◆ BRIEF: Copy out, word for word, everything from the line containing "Identify all the" down to the line containing "nav-item-financial[interactable]: FINANČNÍ SLUŽBY".

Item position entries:
=-=-=-=-=
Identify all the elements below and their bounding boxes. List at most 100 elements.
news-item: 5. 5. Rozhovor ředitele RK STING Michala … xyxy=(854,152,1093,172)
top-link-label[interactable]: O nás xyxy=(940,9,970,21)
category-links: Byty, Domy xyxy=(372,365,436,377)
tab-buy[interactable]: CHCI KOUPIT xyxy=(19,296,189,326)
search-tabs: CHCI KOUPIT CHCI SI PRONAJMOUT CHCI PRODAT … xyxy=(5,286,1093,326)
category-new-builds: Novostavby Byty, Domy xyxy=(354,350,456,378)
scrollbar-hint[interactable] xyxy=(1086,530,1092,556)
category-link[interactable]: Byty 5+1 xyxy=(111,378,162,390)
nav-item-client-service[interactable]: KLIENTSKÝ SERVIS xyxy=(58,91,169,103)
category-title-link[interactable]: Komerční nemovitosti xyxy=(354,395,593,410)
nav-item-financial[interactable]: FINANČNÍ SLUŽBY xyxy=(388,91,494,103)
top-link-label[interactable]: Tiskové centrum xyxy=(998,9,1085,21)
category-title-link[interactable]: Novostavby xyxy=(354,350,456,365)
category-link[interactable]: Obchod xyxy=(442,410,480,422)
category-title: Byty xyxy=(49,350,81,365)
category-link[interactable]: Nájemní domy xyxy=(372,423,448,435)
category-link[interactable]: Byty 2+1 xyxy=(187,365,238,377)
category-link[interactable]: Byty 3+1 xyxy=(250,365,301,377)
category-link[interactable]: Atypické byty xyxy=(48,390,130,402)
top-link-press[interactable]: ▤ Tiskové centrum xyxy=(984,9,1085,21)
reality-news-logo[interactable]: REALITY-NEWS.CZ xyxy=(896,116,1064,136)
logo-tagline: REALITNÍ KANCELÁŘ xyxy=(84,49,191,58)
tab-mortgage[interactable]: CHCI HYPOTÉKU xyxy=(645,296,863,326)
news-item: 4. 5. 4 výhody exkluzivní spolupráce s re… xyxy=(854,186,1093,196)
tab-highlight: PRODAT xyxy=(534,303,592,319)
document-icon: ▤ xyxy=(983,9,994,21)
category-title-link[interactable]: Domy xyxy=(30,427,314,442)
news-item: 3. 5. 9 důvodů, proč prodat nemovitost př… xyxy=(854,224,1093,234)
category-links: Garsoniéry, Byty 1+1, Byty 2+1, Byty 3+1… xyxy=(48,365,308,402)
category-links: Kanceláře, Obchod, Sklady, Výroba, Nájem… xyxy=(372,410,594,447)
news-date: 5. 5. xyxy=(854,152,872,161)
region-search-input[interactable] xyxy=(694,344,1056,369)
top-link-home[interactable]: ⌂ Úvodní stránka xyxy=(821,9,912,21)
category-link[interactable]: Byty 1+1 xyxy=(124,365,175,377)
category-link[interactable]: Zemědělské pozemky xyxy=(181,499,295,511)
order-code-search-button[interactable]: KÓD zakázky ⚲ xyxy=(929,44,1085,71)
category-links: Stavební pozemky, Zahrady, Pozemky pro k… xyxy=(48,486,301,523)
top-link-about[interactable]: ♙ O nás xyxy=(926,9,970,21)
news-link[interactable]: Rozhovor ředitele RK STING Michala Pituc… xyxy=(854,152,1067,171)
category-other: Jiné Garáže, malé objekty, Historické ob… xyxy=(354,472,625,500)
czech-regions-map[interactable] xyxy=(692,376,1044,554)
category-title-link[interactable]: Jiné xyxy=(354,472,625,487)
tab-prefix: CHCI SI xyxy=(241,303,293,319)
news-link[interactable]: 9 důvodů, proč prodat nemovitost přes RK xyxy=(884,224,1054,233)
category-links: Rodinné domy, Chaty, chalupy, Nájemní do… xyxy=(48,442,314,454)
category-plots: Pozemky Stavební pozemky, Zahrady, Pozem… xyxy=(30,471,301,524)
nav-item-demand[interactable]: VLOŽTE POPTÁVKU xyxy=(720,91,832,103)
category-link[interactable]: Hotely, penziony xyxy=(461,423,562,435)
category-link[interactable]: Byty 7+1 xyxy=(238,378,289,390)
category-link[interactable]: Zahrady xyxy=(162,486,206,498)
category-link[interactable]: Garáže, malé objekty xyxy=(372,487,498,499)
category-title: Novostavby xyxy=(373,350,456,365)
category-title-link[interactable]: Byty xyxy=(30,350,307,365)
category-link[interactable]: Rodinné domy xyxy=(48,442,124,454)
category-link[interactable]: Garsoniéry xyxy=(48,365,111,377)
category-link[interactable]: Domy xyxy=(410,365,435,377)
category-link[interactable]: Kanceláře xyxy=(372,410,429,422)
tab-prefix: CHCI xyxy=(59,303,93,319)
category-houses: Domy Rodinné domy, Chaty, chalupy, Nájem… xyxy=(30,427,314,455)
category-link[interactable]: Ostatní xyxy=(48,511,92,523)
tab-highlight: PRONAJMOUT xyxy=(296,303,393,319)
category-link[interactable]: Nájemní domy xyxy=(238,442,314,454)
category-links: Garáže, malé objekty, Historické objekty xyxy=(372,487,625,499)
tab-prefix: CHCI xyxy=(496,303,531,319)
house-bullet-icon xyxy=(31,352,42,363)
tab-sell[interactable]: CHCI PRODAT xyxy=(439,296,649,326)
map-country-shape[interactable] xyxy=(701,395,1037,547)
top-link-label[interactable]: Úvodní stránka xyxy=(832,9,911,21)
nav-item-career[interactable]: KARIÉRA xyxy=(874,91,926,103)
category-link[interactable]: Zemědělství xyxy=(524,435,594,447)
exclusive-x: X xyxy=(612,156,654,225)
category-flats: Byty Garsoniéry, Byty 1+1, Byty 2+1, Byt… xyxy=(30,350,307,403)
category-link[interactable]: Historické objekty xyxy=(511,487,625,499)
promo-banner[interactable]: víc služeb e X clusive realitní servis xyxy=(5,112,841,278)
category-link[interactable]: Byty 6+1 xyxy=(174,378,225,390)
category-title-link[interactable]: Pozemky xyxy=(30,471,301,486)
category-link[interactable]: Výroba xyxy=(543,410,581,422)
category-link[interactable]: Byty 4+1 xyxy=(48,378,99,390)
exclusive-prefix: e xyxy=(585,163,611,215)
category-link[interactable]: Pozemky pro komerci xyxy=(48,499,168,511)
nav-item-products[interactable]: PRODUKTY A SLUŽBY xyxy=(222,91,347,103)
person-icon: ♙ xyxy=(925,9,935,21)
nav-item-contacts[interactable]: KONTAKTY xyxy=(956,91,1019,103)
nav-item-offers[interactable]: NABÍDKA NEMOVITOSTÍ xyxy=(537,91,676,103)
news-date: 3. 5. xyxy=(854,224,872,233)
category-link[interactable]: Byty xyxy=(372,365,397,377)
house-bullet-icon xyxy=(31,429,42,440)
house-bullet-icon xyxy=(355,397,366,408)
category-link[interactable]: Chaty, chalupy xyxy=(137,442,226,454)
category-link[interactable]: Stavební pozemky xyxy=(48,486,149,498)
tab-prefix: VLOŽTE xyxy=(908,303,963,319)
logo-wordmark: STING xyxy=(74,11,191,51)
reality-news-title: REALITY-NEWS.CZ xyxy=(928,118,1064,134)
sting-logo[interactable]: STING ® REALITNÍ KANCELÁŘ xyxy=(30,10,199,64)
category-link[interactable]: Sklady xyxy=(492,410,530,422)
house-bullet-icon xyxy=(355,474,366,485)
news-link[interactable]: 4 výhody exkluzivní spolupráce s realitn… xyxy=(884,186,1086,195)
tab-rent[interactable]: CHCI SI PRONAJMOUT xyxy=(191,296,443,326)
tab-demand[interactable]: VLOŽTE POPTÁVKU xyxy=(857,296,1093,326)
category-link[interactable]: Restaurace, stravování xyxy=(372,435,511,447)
=-=-=-=-=
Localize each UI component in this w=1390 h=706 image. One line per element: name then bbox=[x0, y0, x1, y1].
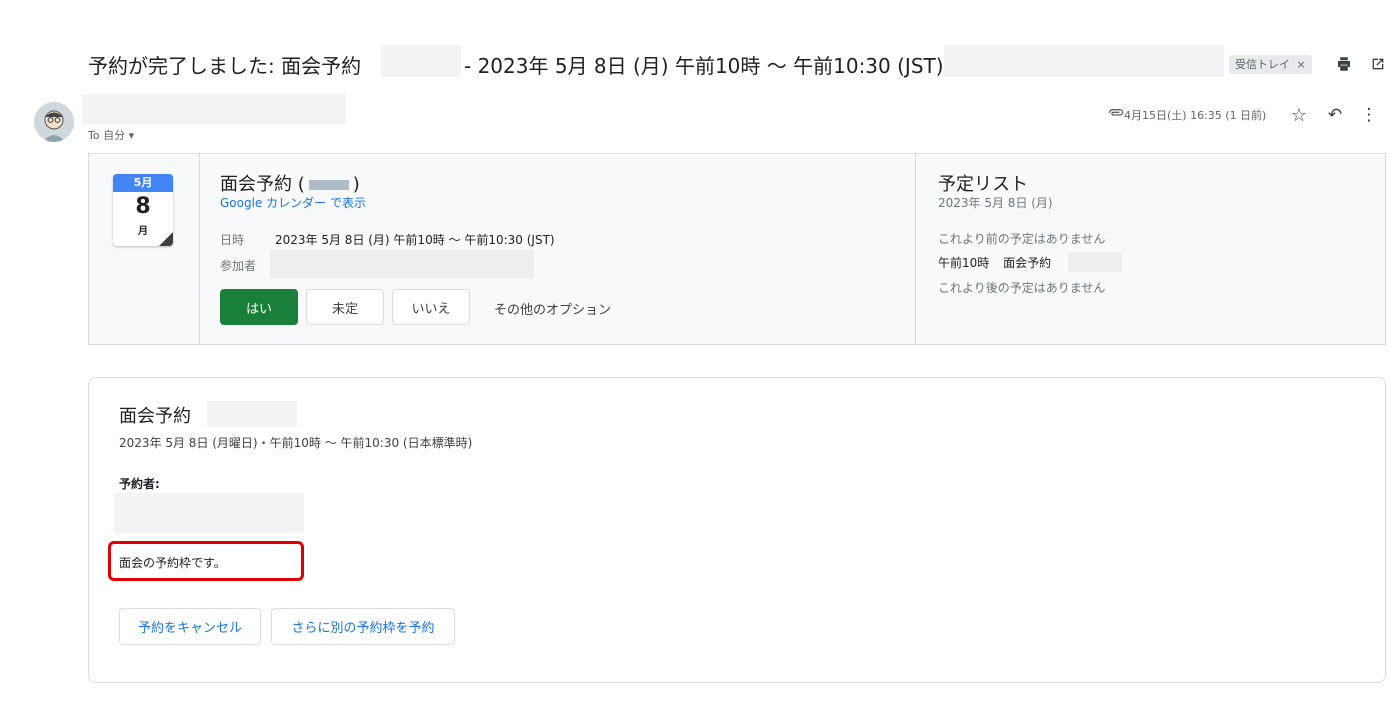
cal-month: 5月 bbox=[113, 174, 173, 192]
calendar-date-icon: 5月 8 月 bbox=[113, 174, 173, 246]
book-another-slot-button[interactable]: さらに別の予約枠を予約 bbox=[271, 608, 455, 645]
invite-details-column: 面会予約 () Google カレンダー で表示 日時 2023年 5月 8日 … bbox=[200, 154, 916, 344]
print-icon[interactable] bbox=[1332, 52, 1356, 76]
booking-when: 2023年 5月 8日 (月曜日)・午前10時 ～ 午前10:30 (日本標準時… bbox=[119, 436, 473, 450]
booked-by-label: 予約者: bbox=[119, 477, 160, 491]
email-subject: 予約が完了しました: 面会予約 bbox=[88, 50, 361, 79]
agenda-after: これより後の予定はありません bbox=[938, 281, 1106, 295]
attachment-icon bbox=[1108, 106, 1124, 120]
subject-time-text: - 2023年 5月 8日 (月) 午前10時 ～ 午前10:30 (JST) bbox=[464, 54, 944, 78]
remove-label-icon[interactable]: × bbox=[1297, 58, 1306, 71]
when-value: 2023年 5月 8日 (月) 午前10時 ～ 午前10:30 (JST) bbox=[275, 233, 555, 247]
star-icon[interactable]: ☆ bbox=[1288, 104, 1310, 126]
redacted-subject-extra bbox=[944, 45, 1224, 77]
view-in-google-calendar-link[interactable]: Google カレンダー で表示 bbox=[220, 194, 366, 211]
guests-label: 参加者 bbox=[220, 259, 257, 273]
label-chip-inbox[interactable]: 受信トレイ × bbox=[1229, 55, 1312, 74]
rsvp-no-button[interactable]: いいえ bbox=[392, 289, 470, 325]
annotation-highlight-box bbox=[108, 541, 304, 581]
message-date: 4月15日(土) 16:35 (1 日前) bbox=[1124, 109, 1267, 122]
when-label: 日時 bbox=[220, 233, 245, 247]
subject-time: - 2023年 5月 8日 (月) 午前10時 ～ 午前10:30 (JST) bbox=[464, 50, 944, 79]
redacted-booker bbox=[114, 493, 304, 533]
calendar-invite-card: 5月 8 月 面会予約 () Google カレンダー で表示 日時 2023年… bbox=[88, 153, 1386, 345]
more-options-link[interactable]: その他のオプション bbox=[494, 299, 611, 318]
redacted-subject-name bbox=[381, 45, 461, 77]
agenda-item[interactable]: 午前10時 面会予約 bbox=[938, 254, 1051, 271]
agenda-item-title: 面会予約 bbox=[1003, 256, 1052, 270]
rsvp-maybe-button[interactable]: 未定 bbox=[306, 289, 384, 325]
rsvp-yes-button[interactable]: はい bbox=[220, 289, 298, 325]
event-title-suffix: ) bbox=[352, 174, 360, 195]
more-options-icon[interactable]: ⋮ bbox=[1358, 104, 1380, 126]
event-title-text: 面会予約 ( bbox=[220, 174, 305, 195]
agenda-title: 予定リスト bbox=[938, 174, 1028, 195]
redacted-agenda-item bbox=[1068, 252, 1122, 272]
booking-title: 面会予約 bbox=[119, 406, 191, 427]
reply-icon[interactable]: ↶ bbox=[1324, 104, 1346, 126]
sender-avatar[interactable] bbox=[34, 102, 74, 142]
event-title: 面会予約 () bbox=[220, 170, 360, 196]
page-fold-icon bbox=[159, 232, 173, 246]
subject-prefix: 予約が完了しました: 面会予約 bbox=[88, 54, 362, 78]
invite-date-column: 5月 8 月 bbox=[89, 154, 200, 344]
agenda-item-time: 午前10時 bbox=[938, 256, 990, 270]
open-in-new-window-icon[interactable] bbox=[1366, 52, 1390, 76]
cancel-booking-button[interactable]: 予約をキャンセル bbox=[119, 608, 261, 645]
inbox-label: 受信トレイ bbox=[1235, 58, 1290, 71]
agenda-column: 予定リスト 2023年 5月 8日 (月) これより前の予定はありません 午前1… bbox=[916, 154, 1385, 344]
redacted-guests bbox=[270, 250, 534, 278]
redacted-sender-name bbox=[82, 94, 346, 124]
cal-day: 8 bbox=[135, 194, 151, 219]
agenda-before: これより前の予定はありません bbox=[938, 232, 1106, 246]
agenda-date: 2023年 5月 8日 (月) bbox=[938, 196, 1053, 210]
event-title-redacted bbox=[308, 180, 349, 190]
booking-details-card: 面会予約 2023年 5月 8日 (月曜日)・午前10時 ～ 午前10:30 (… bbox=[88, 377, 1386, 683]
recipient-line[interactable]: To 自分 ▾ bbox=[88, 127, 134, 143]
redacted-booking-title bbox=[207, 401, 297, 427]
=-=-=-=-=
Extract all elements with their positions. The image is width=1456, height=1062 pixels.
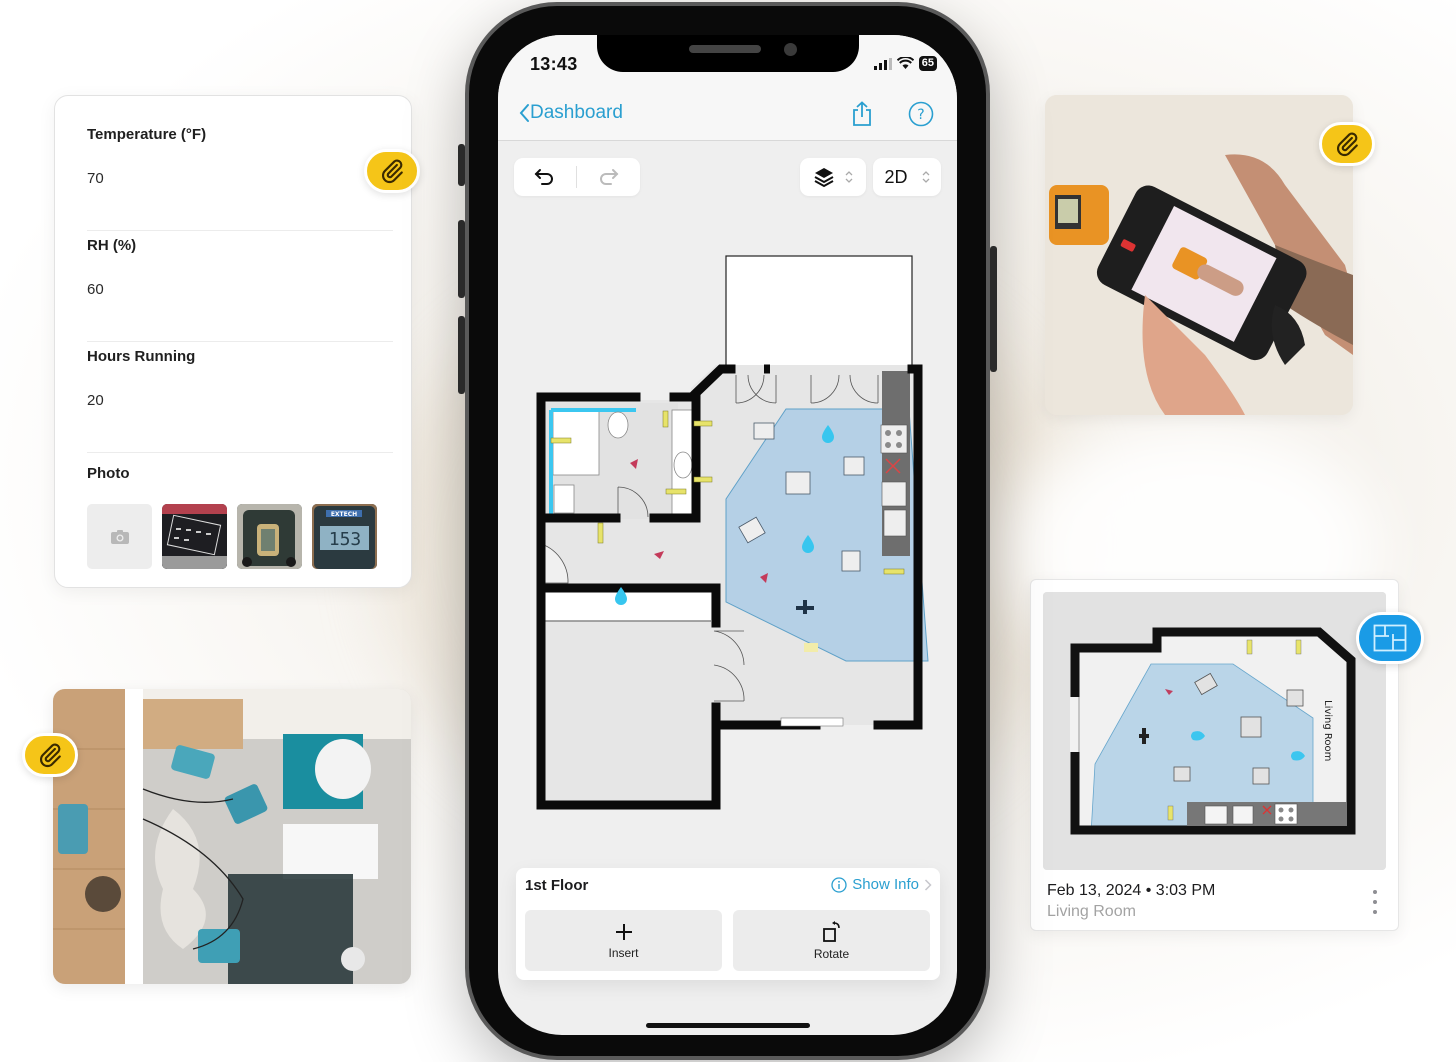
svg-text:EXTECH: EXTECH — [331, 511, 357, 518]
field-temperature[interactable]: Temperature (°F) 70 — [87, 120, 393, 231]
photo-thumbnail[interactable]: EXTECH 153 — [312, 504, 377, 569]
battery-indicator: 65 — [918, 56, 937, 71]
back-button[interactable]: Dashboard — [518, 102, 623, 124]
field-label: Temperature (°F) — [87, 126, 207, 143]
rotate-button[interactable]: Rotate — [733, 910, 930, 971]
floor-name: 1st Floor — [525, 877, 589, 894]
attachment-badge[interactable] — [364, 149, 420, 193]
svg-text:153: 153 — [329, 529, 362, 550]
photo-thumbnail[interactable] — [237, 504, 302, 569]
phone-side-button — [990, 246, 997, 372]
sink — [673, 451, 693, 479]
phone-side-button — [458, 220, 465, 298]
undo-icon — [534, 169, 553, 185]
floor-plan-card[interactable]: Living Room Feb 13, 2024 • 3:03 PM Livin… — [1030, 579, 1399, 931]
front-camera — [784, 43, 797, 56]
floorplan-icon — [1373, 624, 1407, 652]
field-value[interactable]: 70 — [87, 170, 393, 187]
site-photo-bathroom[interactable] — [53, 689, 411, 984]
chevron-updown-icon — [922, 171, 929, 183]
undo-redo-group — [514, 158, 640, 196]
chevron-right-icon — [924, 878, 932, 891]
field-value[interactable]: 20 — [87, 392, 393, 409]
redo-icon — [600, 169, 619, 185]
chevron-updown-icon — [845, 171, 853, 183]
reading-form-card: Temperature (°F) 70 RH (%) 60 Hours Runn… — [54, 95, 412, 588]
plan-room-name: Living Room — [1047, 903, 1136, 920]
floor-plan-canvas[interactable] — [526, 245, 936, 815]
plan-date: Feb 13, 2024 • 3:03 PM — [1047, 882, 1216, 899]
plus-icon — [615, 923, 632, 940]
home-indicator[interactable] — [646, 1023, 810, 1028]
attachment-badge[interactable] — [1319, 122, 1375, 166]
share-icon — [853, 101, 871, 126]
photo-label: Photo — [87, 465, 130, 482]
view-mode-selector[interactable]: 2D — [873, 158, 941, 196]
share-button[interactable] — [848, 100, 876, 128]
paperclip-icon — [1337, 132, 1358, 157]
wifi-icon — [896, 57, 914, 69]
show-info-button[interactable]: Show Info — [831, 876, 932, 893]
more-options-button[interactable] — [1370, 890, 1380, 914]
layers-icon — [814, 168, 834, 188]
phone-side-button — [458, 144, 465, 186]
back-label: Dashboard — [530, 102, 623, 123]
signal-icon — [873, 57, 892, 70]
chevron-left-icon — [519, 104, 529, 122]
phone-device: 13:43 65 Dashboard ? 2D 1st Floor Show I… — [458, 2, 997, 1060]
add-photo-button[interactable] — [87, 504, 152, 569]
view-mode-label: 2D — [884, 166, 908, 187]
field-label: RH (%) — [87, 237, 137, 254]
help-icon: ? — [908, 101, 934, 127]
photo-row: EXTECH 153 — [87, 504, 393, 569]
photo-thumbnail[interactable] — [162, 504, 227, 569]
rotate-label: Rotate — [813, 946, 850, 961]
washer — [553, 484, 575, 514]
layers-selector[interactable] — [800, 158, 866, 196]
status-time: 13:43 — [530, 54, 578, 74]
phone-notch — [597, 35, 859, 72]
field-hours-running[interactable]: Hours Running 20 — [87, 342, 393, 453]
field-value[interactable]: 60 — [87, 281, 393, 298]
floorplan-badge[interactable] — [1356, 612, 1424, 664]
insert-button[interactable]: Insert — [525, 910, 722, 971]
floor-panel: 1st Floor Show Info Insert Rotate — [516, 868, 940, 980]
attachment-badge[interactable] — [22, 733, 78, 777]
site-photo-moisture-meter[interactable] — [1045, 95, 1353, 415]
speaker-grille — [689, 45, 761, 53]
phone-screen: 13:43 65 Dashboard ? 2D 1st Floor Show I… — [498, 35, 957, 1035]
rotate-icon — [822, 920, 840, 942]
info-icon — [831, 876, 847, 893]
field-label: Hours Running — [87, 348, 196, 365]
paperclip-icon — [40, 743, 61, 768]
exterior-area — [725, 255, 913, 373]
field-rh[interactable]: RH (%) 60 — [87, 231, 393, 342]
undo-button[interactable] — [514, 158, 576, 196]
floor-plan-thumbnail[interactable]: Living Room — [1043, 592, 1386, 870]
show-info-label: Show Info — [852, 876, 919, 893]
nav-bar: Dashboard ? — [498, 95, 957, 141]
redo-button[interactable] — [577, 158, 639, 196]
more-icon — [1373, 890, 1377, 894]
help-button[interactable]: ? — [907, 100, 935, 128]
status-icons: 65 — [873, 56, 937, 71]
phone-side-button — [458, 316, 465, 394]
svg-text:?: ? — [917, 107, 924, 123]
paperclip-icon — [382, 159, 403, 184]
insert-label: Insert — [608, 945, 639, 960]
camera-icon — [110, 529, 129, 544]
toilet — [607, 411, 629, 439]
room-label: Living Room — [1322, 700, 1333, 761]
=-=-=-=-=
◆ OUTPUT OF THE TASK:
Identify all the elements below and their bounding boxes. List at most 100 elements.
news-item: 5. 5. Rozhovor ředitele RK STING Michala … xyxy=(854,152,1093,172)
top-link-label[interactable]: O nás xyxy=(940,9,970,21)
category-links: Byty, Domy xyxy=(372,365,436,377)
tab-buy[interactable]: CHCI KOUPIT xyxy=(19,296,189,326)
search-tabs: CHCI KOUPIT CHCI SI PRONAJMOUT CHCI PRODAT … xyxy=(5,286,1093,326)
category-new-builds: Novostavby Byty, Domy xyxy=(354,350,456,378)
scrollbar-hint[interactable] xyxy=(1086,530,1092,556)
category-link[interactable]: Byty 5+1 xyxy=(111,378,162,390)
nav-item-client-service[interactable]: KLIENTSKÝ SERVIS xyxy=(58,91,169,103)
category-title-link[interactable]: Komerční nemovitosti xyxy=(354,395,593,410)
nav-item-financial[interactable]: FINANČNÍ SLUŽBY xyxy=(388,91,494,103)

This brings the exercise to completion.